What this task involves:
Return the listing below exactly, with the pictures dropped.

Source data:
━━━━━━━━
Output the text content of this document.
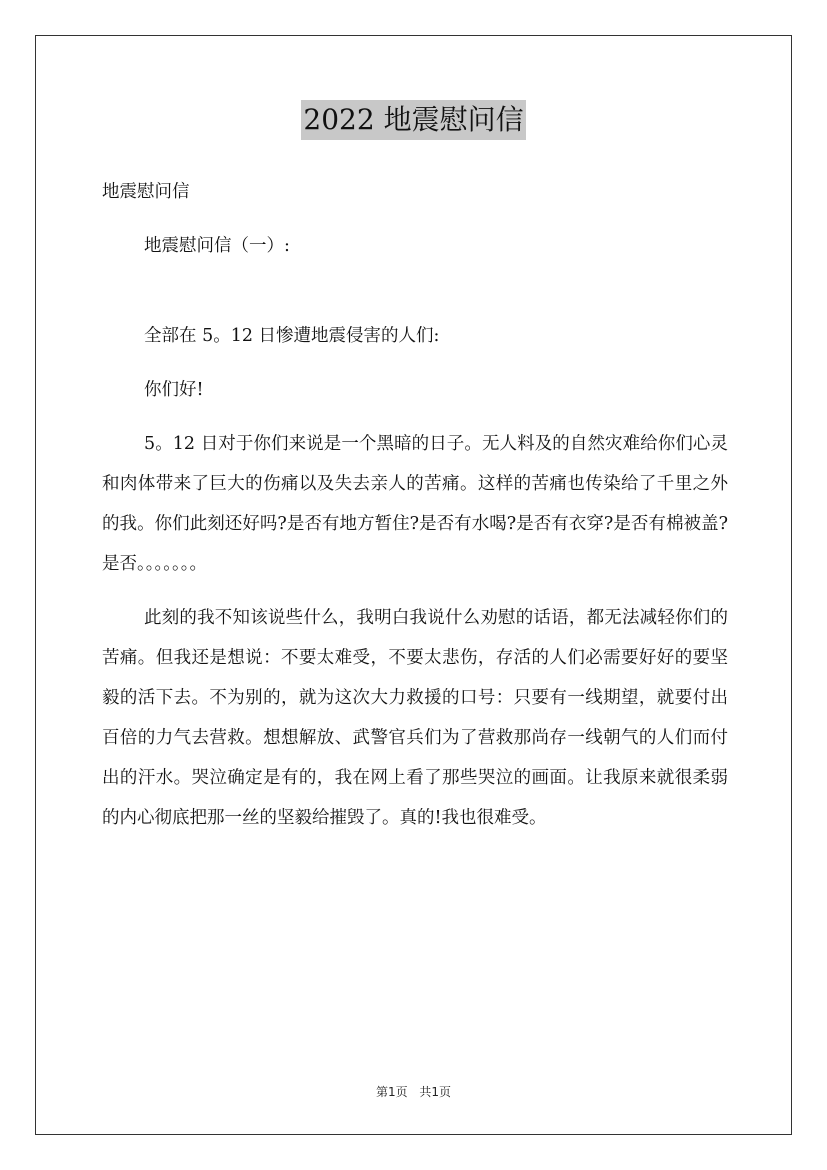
2022 地震慰问信

地震慰问信

地震慰问信（一）:

全部在 5。12 日惨遭地震侵害的人们:

你们好!

5。12 日对于你们来说是一个黑暗的日子。无人料及的自然灾难给你们心灵和肉体带来了巨大的伤痛以及失去亲人的苦痛。这样的苦痛也传染给了千里之外的我。你们此刻还好吗?是否有地方暂住?是否有水喝?是否有衣穿?是否有棉被盖?是否。。。。。。。

此刻的我不知该说些什么，我明白我说什么劝慰的话语，都无法减轻你们的苦痛。但我还是想说：不要太难受，不要太悲伤，存活的人们必需要好好的要坚毅的活下去。不为别的，就为这次大力救援的口号：只要有一线期望，就要付出百倍的力气去营救。想想解放、武警官兵们为了营救那尚存一线朝气的人们而付出的汗水。哭泣确定是有的，我在网上看了那些哭泣的画面。让我原来就很柔弱的内心彻底把那一丝的坚毅给摧毁了。真的!我也很难受。

第1页 共1页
━━━━━━━━
Reply to the exercise:
Output the text content of this document.
2022 地震慰问信

地震慰问信

地震慰问信（一）:

全部在 5。12 日惨遭地震侵害的人们:

你们好!

5。12 日对于你们来说是一个黑暗的日子。无人料及的自然灾难给你们心灵和肉体带来了巨大的伤痛以及失去亲人的苦痛。这样的苦痛也传染给了千里之外的我。你们此刻还好吗?是否有地方暂住?是否有水喝?是否有衣穿?是否有棉被盖?是否。。。。。。。

此刻的我不知该说些什么，我明白我说什么劝慰的话语，都无法减轻你们的苦痛。但我还是想说：不要太难受，不要太悲伤，存活的人们必需要好好的要坚毅的活下去。不为别的，就为这次大力救援的口号：只要有一线期望，就要付出百倍的力气去营救。想想解放、武警官兵们为了营救那尚存一线朝气的人们而付出的汗水。哭泣确定是有的，我在网上看了那些哭泣的画面。让我原来就很柔弱的内心彻底把那一丝的坚毅给摧毁了。真的!我也很难受。

第1页 共1页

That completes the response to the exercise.